▶ [EXERCISE DETAILS]: Below is a set of records; restate each one word for word.

▶ [DATA EXCERPTS]:

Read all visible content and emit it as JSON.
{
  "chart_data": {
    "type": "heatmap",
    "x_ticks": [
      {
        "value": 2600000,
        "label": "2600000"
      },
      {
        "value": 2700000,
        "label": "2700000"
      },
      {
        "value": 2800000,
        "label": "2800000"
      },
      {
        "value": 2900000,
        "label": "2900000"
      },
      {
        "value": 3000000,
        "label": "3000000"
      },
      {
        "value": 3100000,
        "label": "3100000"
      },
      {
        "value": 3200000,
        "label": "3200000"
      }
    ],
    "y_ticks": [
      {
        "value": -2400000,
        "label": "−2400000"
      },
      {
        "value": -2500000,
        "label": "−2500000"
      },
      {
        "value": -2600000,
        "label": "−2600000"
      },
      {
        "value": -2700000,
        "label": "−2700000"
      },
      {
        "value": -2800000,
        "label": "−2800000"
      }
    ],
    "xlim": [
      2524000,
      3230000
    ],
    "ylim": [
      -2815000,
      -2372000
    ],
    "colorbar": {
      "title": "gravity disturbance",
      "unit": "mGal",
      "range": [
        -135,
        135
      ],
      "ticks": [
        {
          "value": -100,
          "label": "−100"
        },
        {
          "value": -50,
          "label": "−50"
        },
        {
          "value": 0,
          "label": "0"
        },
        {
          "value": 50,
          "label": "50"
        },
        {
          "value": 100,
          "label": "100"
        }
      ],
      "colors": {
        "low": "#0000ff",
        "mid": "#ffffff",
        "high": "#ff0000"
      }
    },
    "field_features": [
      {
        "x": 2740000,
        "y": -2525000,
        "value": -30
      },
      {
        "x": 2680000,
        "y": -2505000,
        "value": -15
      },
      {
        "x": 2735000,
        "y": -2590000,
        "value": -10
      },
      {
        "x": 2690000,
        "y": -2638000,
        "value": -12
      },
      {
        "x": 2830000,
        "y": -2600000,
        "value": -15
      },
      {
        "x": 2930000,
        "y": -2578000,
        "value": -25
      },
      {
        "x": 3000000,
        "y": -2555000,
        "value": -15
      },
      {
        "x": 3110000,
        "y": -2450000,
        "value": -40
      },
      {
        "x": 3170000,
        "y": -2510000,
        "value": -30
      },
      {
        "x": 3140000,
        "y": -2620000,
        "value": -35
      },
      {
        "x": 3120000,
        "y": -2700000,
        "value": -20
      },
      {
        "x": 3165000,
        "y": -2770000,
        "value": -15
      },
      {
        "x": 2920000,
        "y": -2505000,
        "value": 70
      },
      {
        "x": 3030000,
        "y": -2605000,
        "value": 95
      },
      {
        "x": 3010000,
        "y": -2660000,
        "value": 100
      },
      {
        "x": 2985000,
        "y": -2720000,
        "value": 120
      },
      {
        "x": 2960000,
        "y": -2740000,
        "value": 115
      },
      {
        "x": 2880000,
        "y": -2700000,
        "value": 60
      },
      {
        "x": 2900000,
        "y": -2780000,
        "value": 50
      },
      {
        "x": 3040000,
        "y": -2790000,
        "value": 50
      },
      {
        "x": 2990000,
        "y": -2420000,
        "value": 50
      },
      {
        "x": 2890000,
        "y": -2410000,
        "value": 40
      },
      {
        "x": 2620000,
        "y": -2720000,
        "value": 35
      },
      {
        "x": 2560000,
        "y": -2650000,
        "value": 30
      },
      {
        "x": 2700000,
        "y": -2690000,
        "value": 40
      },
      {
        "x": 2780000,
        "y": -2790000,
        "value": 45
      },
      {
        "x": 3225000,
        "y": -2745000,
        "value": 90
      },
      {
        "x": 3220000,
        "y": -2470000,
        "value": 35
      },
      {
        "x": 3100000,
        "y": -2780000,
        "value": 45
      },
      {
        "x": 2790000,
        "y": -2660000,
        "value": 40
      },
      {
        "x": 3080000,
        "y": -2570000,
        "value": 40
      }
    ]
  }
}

▶ [THE RESPONSE]:
Read all visible content and emit it as JSON.
{
  "chart_data": {
    "type": "heatmap",
    "x_ticks": [
      {
        "value": 2600000,
        "label": "2600000"
      },
      {
        "value": 2700000,
        "label": "2700000"
      },
      {
        "value": 2800000,
        "label": "2800000"
      },
      {
        "value": 2900000,
        "label": "2900000"
      },
      {
        "value": 3000000,
        "label": "3000000"
      },
      {
        "value": 3100000,
        "label": "3100000"
      },
      {
        "value": 3200000,
        "label": "3200000"
      }
    ],
    "y_ticks": [
      {
        "value": -2400000,
        "label": "−2400000"
      },
      {
        "value": -2500000,
        "label": "−2500000"
      },
      {
        "value": -2600000,
        "label": "−2600000"
      },
      {
        "value": -2700000,
        "label": "−2700000"
      },
      {
        "value": -2800000,
        "label": "−2800000"
      }
    ],
    "xlim": [
      2524000,
      3230000
    ],
    "ylim": [
      -2815000,
      -2372000
    ],
    "colorbar": {
      "title": "gravity disturbance",
      "unit": "mGal",
      "range": [
        -135,
        135
      ],
      "ticks": [
        {
          "value": -100,
          "label": "−100"
        },
        {
          "value": -50,
          "label": "−50"
        },
        {
          "value": 0,
          "label": "0"
        },
        {
          "value": 50,
          "label": "50"
        },
        {
          "value": 100,
          "label": "100"
        }
      ],
      "colors": {
        "low": "#0000ff",
        "mid": "#ffffff",
        "high": "#ff0000"
      }
    },
    "field_features": [
      {
        "x": 2740000,
        "y": -2525000,
        "value": -30
      },
      {
        "x": 2680000,
        "y": -2505000,
        "value": -15
      },
      {
        "x": 2735000,
        "y": -2590000,
        "value": -10
      },
      {
        "x": 2690000,
        "y": -2638000,
        "value": -12
      },
      {
        "x": 2830000,
        "y": -2600000,
        "value": -15
      },
      {
        "x": 2930000,
        "y": -2578000,
        "value": -25
      },
      {
        "x": 3000000,
        "y": -2555000,
        "value": -15
      },
      {
        "x": 3110000,
        "y": -2450000,
        "value": -40
      },
      {
        "x": 3170000,
        "y": -2510000,
        "value": -30
      },
      {
        "x": 3140000,
        "y": -2620000,
        "value": -35
      },
      {
        "x": 3120000,
        "y": -2700000,
        "value": -20
      },
      {
        "x": 3165000,
        "y": -2770000,
        "value": -15
      },
      {
        "x": 2920000,
        "y": -2505000,
        "value": 70
      },
      {
        "x": 3030000,
        "y": -2605000,
        "value": 95
      },
      {
        "x": 3010000,
        "y": -2660000,
        "value": 100
      },
      {
        "x": 2985000,
        "y": -2720000,
        "value": 120
      },
      {
        "x": 2960000,
        "y": -2740000,
        "value": 115
      },
      {
        "x": 2880000,
        "y": -2700000,
        "value": 60
      },
      {
        "x": 2900000,
        "y": -2780000,
        "value": 50
      },
      {
        "x": 3040000,
        "y": -2790000,
        "value": 50
      },
      {
        "x": 2990000,
        "y": -2420000,
        "value": 50
      },
      {
        "x": 2890000,
        "y": -2410000,
        "value": 40
      },
      {
        "x": 2620000,
        "y": -2720000,
        "value": 35
      },
      {
        "x": 2560000,
        "y": -2650000,
        "value": 30
      },
      {
        "x": 2700000,
        "y": -2690000,
        "value": 40
      },
      {
        "x": 2780000,
        "y": -2790000,
        "value": 45
      },
      {
        "x": 3225000,
        "y": -2745000,
        "value": 90
      },
      {
        "x": 3220000,
        "y": -2470000,
        "value": 35
      },
      {
        "x": 3100000,
        "y": -2780000,
        "value": 45
      },
      {
        "x": 2790000,
        "y": -2660000,
        "value": 40
      },
      {
        "x": 3080000,
        "y": -2570000,
        "value": 40
      }
    ]
  }
}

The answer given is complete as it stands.